» **Challenge**: Your job is to retype all of the data word for word, leaving every image out.

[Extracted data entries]
— Begin —
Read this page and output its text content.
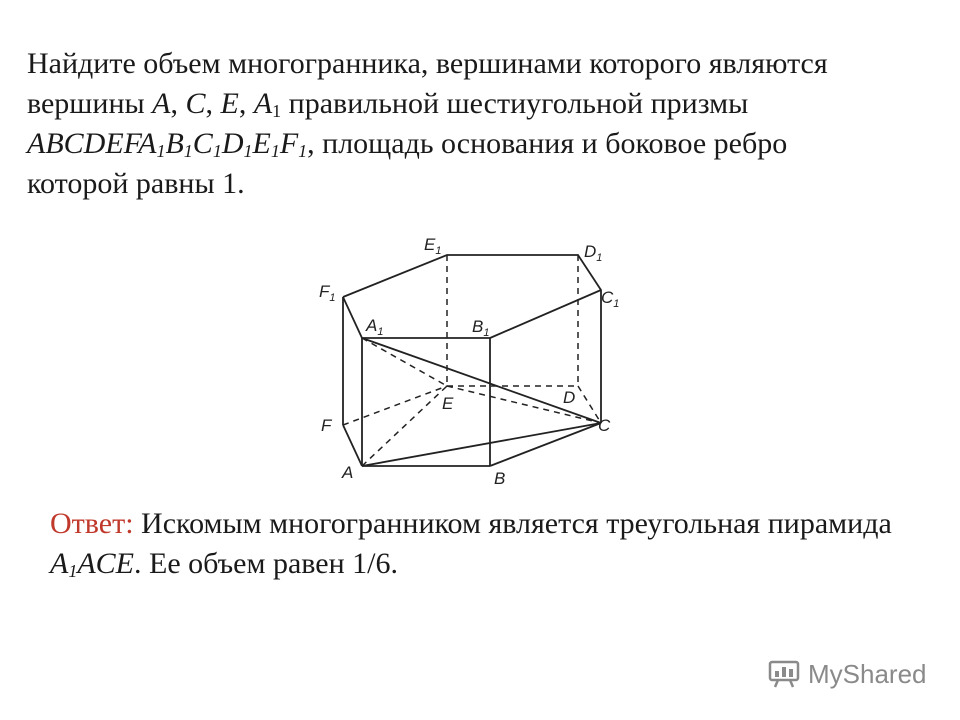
Найдите объем многогранника, вершинами которого являются
вершины A, C, E, $A_1$ правильной шестиугольной призмы
$ABCDEFA_1B_1C_1D_1E_1F_1$, площадь основания и боковое ребро
которой равны 1.
$E_1$	$D_1$
$F_1$	$C_1$
$A_1$	$B_1$
F
E	D
C
A	B
Ответ: Искомым многогранником является треугольная пирамида
$A_1ACE$. Ее объем равен 1/6.
MyShared
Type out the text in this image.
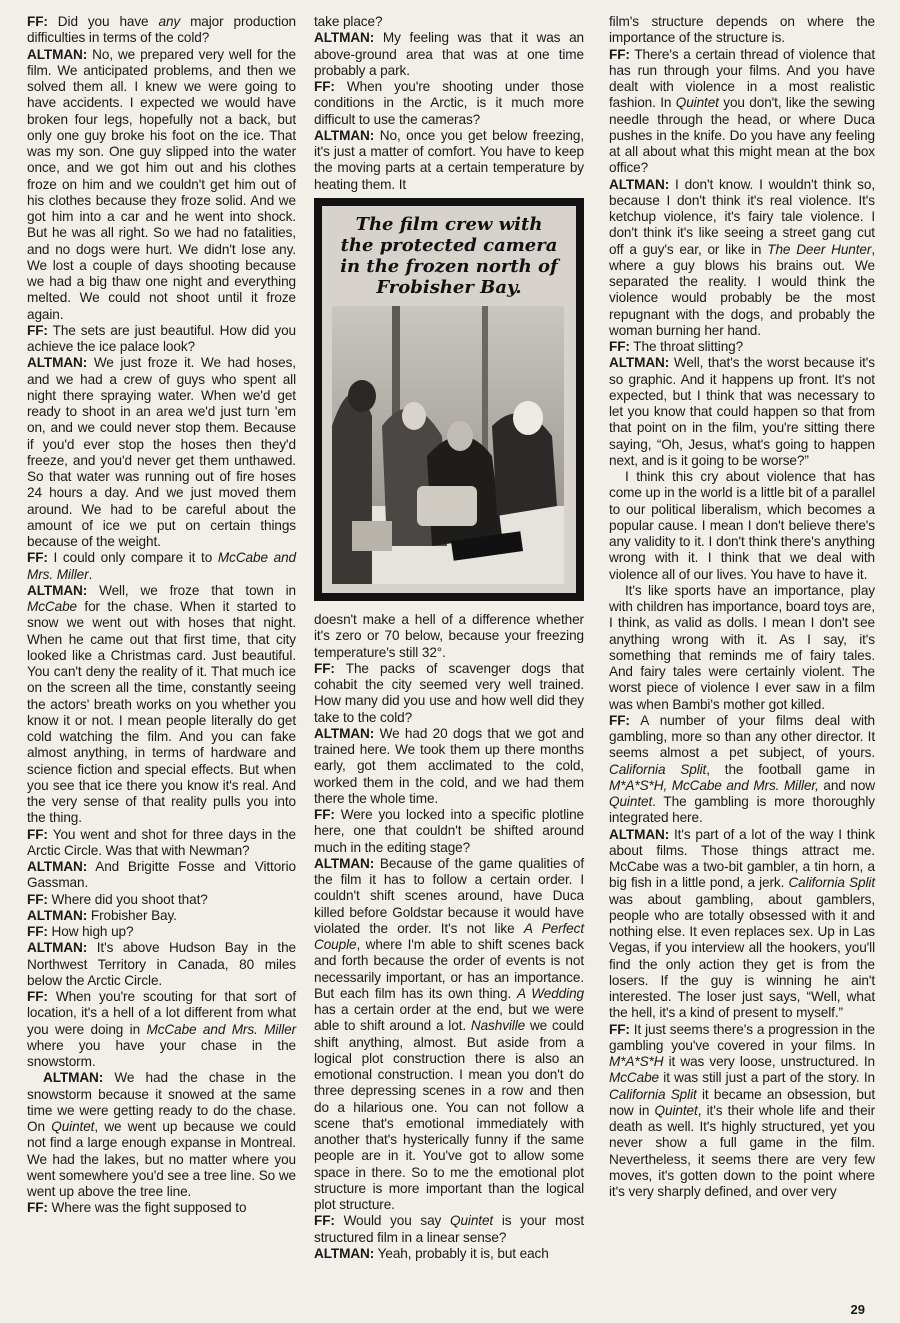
FF: Did you have any major production difficulties in terms of the cold?

ALTMAN: No, we prepared very well for the film. We anticipated problems, and then we solved them all. I knew we were going to have accidents. I expected we would have broken four legs, hopefully not a back, but only one guy broke his foot on the ice. That was my son. One guy slipped into the water once, and we got him out and his clothes froze on him and we couldn't get him out of his clothes because they froze solid. And we got him into a car and he went into shock. But he was all right. So we had no fatalities, and no dogs were hurt. We didn't lose any. We lost a couple of days shooting because we had a big thaw one night and everything melted. We could not shoot until it froze again.

FF: The sets are just beautiful. How did you achieve the ice palace look?

ALTMAN: We just froze it. We had hoses, and we had a crew of guys who spent all night there spraying water. When we'd get ready to shoot in an area we'd just turn 'em on, and we could never stop them. Because if you'd ever stop the hoses then they'd freeze, and you'd never get them unthawed. So that water was running out of fire hoses 24 hours a day. And we just moved them around. We had to be careful about the amount of ice we put on certain things because of the weight.

FF: I could only compare it to McCabe and Mrs. Miller.

ALTMAN: Well, we froze that town in McCabe for the chase. When it started to snow we went out with hoses that night. When he came out that first time, that city looked like a Christmas card. Just beautiful. You can't deny the reality of it. That much ice on the screen all the time, constantly seeing the actors' breath works on you whether you know it or not. I mean people literally do get cold watching the film. And you can fake almost anything, in terms of hardware and science fiction and special effects. But when you see that ice there you know it's real. And the very sense of that reality pulls you into the thing.

FF: You went and shot for three days in the Arctic Circle. Was that with Newman?

ALTMAN: And Brigitte Fosse and Vittorio Gassman.

FF: Where did you shoot that?

ALTMAN: Frobisher Bay.

FF: How high up?

ALTMAN: It's above Hudson Bay in the Northwest Territory in Canada, 80 miles below the Arctic Circle.

FF: When you're scouting for that sort of location, it's a hell of a lot different from what you were doing in McCabe and Mrs. Miller where you have your chase in the snowstorm.

ALTMAN: We had the chase in the snowstorm because it snowed at the same time we were getting ready to do the chase. On Quintet, we went up because we could not find a large enough expanse in Montreal. We had the lakes, but no matter where you went somewhere you'd see a tree line. So we went up above the tree line.

FF: Where was the fight supposed to

take place?

ALTMAN: My feeling was that it was an above-ground area that was at one time probably a park.

FF: When you're shooting under those conditions in the Arctic, is it much more difficult to use the cameras?

ALTMAN: No, once you get below freezing, it's just a matter of comfort. You have to keep the moving parts at a certain temperature by heating them. It

The film crew with
the protected camera
in the frozen north of
Frobisher Bay.

doesn't make a hell of a difference whether it's zero or 70 below, because your freezing temperature's still 32°.

FF: The packs of scavenger dogs that cohabit the city seemed very well trained. How many did you use and how well did they take to the cold?

ALTMAN: We had 20 dogs that we got and trained here. We took them up there months early, got them acclimated to the cold, worked them in the cold, and we had them there the whole time.

FF: Were you locked into a specific plotline here, one that couldn't be shifted around much in the editing stage?

ALTMAN: Because of the game qualities of the film it has to follow a certain order. I couldn't shift scenes around, have Duca killed before Goldstar because it would have violated the order. It's not like A Perfect Couple, where I'm able to shift scenes back and forth because the order of events is not necessarily important, or has an importance. But each film has its own thing. A Wedding has a certain order at the end, but we were able to shift around a lot. Nashville we could shift anything, almost. But aside from a logical plot construction there is also an emotional construction. I mean you don't do three depressing scenes in a row and then do a hilarious one. You can not follow a scene that's emotional immediately with another that's hysterically funny if the same people are in it. You've got to allow some space in there. So to me the emotional plot structure is more important than the logical plot structure.

FF: Would you say Quintet is your most structured film in a linear sense?

ALTMAN: Yeah, probably it is, but each

film's structure depends on where the importance of the structure is.

FF: There's a certain thread of violence that has run through your films. And you have dealt with violence in a most realistic fashion. In Quintet you don't, like the sewing needle through the head, or where Duca pushes in the knife. Do you have any feeling at all about what this might mean at the box office?

ALTMAN: I don't know. I wouldn't think so, because I don't think it's real violence. It's ketchup violence, it's fairy tale violence. I don't think it's like seeing a street gang cut off a guy's ear, or like in The Deer Hunter, where a guy blows his brains out. We separated the reality. I would think the violence would probably be the most repugnant with the dogs, and probably the woman burning her hand.

FF: The throat slitting?

ALTMAN: Well, that's the worst because it's so graphic. And it happens up front. It's not expected, but I think that was necessary to let you know that could happen so that from that point on in the film, you're sitting there saying, “Oh, Jesus, what's going to happen next, and is it going to be worse?”

I think this cry about violence that has come up in the world is a little bit of a parallel to our political liberalism, which becomes a popular cause. I mean I don't believe there's any validity to it. I don't think there's anything wrong with it. I think that we deal with violence all of our lives. You have to have it.

It's like sports have an importance, play with children has importance, board toys are, I think, as valid as dolls. I mean I don't see anything wrong with it. As I say, it's something that reminds me of fairy tales. And fairy tales were certainly violent. The worst piece of violence I ever saw in a film was when Bambi's mother got killed.

FF: A number of your films deal with gambling, more so than any other director. It seems almost a pet subject, of yours. California Split, the football game in M*A*S*H, McCabe and Mrs. Miller, and now Quintet. The gambling is more thoroughly integrated here.

ALTMAN: It's part of a lot of the way I think about films. Those things attract me. McCabe was a two-bit gambler, a tin horn, a big fish in a little pond, a jerk. California Split was about gambling, about gamblers, people who are totally obsessed with it and nothing else. It even replaces sex. Up in Las Vegas, if you interview all the hookers, you'll find the only action they get is from the losers. If the guy is winning he ain't interested. The loser just says, “Well, what the hell, it's a kind of present to myself.”

FF: It just seems there's a progression in the gambling you've covered in your films. In M*A*S*H it was very loose, unstructured. In McCabe it was still just a part of the story. In California Split it became an obsession, but now in Quintet, it's their whole life and their death as well. It's highly structured, yet you never show a full game in the film. Nevertheless, it seems there are very few moves, it's gotten down to the point where it's very sharply defined, and over very

29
— End —
» **Problem solution**:
Read this page and output its text content.
Найдите объем многогранника, вершинами которого являются
вершины A, C, E, $A_1$ правильной шестиугольной призмы
$ABCDEFA_1B_1C_1D_1E_1F_1$, площадь основания и боковое ребро
которой равны 1.
$E_1$	$D_1$
$F_1$	$C_1$
$A_1$	$B_1$
F
E	D
C
A	B
Ответ: Искомым многогранником является треугольная пирамида
$A_1ACE$. Ее объем равен 1/6.
MyShared
Type out the text in this image.
FF: Did you have any major production difficulties in terms of the cold?

ALTMAN: No, we prepared very well for the film. We anticipated problems, and then we solved them all. I knew we were going to have accidents. I expected we would have broken four legs, hopefully not a back, but only one guy broke his foot on the ice. That was my son. One guy slipped into the water once, and we got him out and his clothes froze on him and we couldn't get him out of his clothes because they froze solid. And we got him into a car and he went into shock. But he was all right. So we had no fatalities, and no dogs were hurt. We didn't lose any. We lost a couple of days shooting because we had a big thaw one night and everything melted. We could not shoot until it froze again.

FF: The sets are just beautiful. How did you achieve the ice palace look?

ALTMAN: We just froze it. We had hoses, and we had a crew of guys who spent all night there spraying water. When we'd get ready to shoot in an area we'd just turn 'em on, and we could never stop them. Because if you'd ever stop the hoses then they'd freeze, and you'd never get them unthawed. So that water was running out of fire hoses 24 hours a day. And we just moved them around. We had to be careful about the amount of ice we put on certain things because of the weight.

FF: I could only compare it to McCabe and Mrs. Miller.

ALTMAN: Well, we froze that town in McCabe for the chase. When it started to snow we went out with hoses that night. When he came out that first time, that city looked like a Christmas card. Just beautiful. You can't deny the reality of it. That much ice on the screen all the time, constantly seeing the actors' breath works on you whether you know it or not. I mean people literally do get cold watching the film. And you can fake almost anything, in terms of hardware and science fiction and special effects. But when you see that ice there you know it's real. And the very sense of that reality pulls you into the thing.

FF: You went and shot for three days in the Arctic Circle. Was that with Newman?

ALTMAN: And Brigitte Fosse and Vittorio Gassman.

FF: Where did you shoot that?

ALTMAN: Frobisher Bay.

FF: How high up?

ALTMAN: It's above Hudson Bay in the Northwest Territory in Canada, 80 miles below the Arctic Circle.

FF: When you're scouting for that sort of location, it's a hell of a lot different from what you were doing in McCabe and Mrs. Miller where you have your chase in the snowstorm.

ALTMAN: We had the chase in the snowstorm because it snowed at the same time we were getting ready to do the chase. On Quintet, we went up because we could not find a large enough expanse in Montreal. We had the lakes, but no matter where you went somewhere you'd see a tree line. So we went up above the tree line.

FF: Where was the fight supposed to

take place?

ALTMAN: My feeling was that it was an above-ground area that was at one time probably a park.

FF: When you're shooting under those conditions in the Arctic, is it much more difficult to use the cameras?

ALTMAN: No, once you get below freezing, it's just a matter of comfort. You have to keep the moving parts at a certain temperature by heating them. It

The film crew with
the protected camera
in the frozen north of
Frobisher Bay.

doesn't make a hell of a difference whether it's zero or 70 below, because your freezing temperature's still 32°.

FF: The packs of scavenger dogs that cohabit the city seemed very well trained. How many did you use and how well did they take to the cold?

ALTMAN: We had 20 dogs that we got and trained here. We took them up there months early, got them acclimated to the cold, worked them in the cold, and we had them there the whole time.

FF: Were you locked into a specific plotline here, one that couldn't be shifted around much in the editing stage?

ALTMAN: Because of the game qualities of the film it has to follow a certain order. I couldn't shift scenes around, have Duca killed before Goldstar because it would have violated the order. It's not like A Perfect Couple, where I'm able to shift scenes back and forth because the order of events is not necessarily important, or has an importance. But each film has its own thing. A Wedding has a certain order at the end, but we were able to shift around a lot. Nashville we could shift anything, almost. But aside from a logical plot construction there is also an emotional construction. I mean you don't do three depressing scenes in a row and then do a hilarious one. You can not follow a scene that's emotional immediately with another that's hysterically funny if the same people are in it. You've got to allow some space in there. So to me the emotional plot structure is more important than the logical plot structure.

FF: Would you say Quintet is your most structured film in a linear sense?

ALTMAN: Yeah, probably it is, but each

film's structure depends on where the importance of the structure is.

FF: There's a certain thread of violence that has run through your films. And you have dealt with violence in a most realistic fashion. In Quintet you don't, like the sewing needle through the head, or where Duca pushes in the knife. Do you have any feeling at all about what this might mean at the box office?

ALTMAN: I don't know. I wouldn't think so, because I don't think it's real violence. It's ketchup violence, it's fairy tale violence. I don't think it's like seeing a street gang cut off a guy's ear, or like in The Deer Hunter, where a guy blows his brains out. We separated the reality. I would think the violence would probably be the most repugnant with the dogs, and probably the woman burning her hand.

FF: The throat slitting?

ALTMAN: Well, that's the worst because it's so graphic. And it happens up front. It's not expected, but I think that was necessary to let you know that could happen so that from that point on in the film, you're sitting there saying, “Oh, Jesus, what's going to happen next, and is it going to be worse?”

I think this cry about violence that has come up in the world is a little bit of a parallel to our political liberalism, which becomes a popular cause. I mean I don't believe there's any validity to it. I don't think there's anything wrong with it. I think that we deal with violence all of our lives. You have to have it.

It's like sports have an importance, play with children has importance, board toys are, I think, as valid as dolls. I mean I don't see anything wrong with it. As I say, it's something that reminds me of fairy tales. And fairy tales were certainly violent. The worst piece of violence I ever saw in a film was when Bambi's mother got killed.

FF: A number of your films deal with gambling, more so than any other director. It seems almost a pet subject, of yours. California Split, the football game in M*A*S*H, McCabe and Mrs. Miller, and now Quintet. The gambling is more thoroughly integrated here.

ALTMAN: It's part of a lot of the way I think about films. Those things attract me. McCabe was a two-bit gambler, a tin horn, a big fish in a little pond, a jerk. California Split was about gambling, about gamblers, people who are totally obsessed with it and nothing else. It even replaces sex. Up in Las Vegas, if you interview all the hookers, you'll find the only action they get is from the losers. If the guy is winning he ain't interested. The loser just says, “Well, what the hell, it's a kind of present to myself.”

FF: It just seems there's a progression in the gambling you've covered in your films. In M*A*S*H it was very loose, unstructured. In McCabe it was still just a part of the story. In California Split it became an obsession, but now in Quintet, it's their whole life and their death as well. It's highly structured, yet you never show a full game in the film. Nevertheless, it seems there are very few moves, it's gotten down to the point where it's very sharply defined, and over very

29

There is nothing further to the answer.